WRITTEN PROBLEM 1.
What price does the koala pattern thread give for the pattern?
WRITTEN PROBLEM 2.
Please extract everything in the koala pattern thread from "Introducing Kimmy the" down to "eat your paper!!".

PASSAGE SHOWN.
# Kimmy the Koala (knit)



## Gypsycream (Nov 23, 2011)

Introducing Kimmy the Koala.
Kimmy is a tubby koala, sewn in the sitting position; he measures 15 inches/39 cms approximately. His tummy measures 18 inches/46 cms. He has elbows and thumbs. I promise these are very easy to create, I use increases and decreases, not short rows.

He can be knitted with any worsted weight/Aran yarns. I have tried eyelash, boa, fleecy yarns such as Snowflake and Pipsqueak, Phildar Phil Douce or soft chenille.

This pattern includes a detailed step-by-step guide; full of photos and tips to help you assemble your koala. Print warning: It may be best to print just the knitting directions and save the step-by-step guide to refer to as and when necessary on screen or it will drink your printer ink and eat your paper!!

Price: £3.50/$5.50

Available: http://www.etsy.com/uk/listing/198279991/kimmy-the-koala?

Or: http://www.ravelry.com/patterns/library/kimmy-the-koala


----------



## South Africa (Jul 3, 2013)

Oh Pat, he is BEAUTIFUL. Your designs are always so cuddly, and tubby and really, really worth knitting.

Natalie


----------



## Gypsycream (Nov 23, 2011)

South Africa said:


> Oh Pat, he is BEAUTIFUL. Your designs are always so cuddly, and tubby and really, really worth knitting.
> 
> Natalie


Aww thank you Natalie  I don't know why they always turn out with tubby tums and big feet lol!


----------



## chris kelly (Nov 9, 2012)

WOW! Ahhh Pat, he's adorable. I love his little thumbs and fingers and you've got your trademark tummy and feet. Look at his cute little face, Pat... Just such a baby. I've got the perfect yarn in my stash for him, hmmm, HIM or I think maybe you've got a little girl in your family. I adore him, him and her, and they look such fun to knit. I'm ready and waiting now.


----------



## LadyBecket (Jun 26, 2012)

I saw this on Ravelry this morning and just swooned!! What an adorable new friend!!! You're so creative!!!


----------



## lafranciskar (Jan 18, 2012)

SOURCE MATERIAL.

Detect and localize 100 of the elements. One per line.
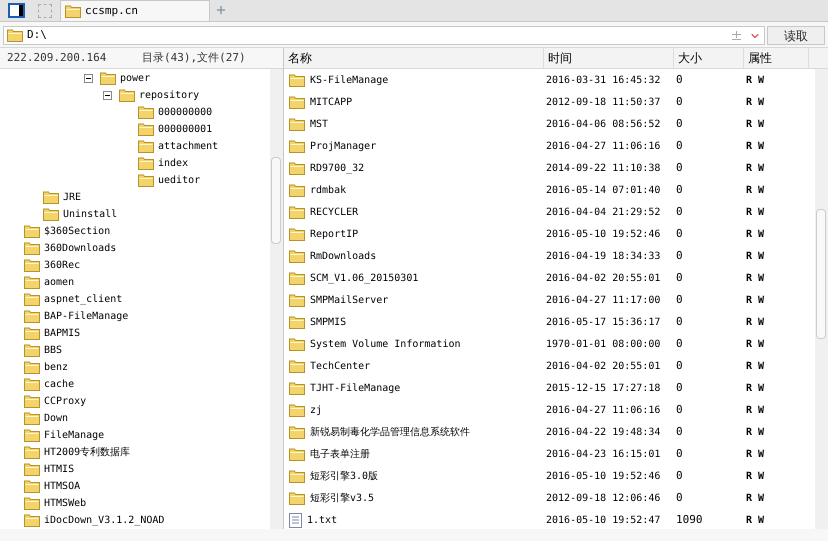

WRITTEN ANSWER 1.
£3.50/$5.50

WRITTEN ANSWER 2.
Introducing Kimmy the Koala.
Kimmy is a tubby koala, sewn in the sitting position; he measures 15 inches/39 cms approximately. His tummy measures 18 inches/46 cms. He has elbows and thumbs. I promise these are very easy to create, I use increases and decreases, not short rows.

He can be knitted with any worsted weight/Aran yarns. I have tried eyelash, boa, fleecy yarns such as Snowflake and Pipsqueak, Phildar Phil Douce or soft chenille.

This pattern includes a detailed step-by-step guide; full of photos and tips to help you assemble your koala. Print warning: It may be best to print just the knitting directions and save the step-by-step guide to refer to as and when necessary on screen or it will drink your printer ink and eat your paper!!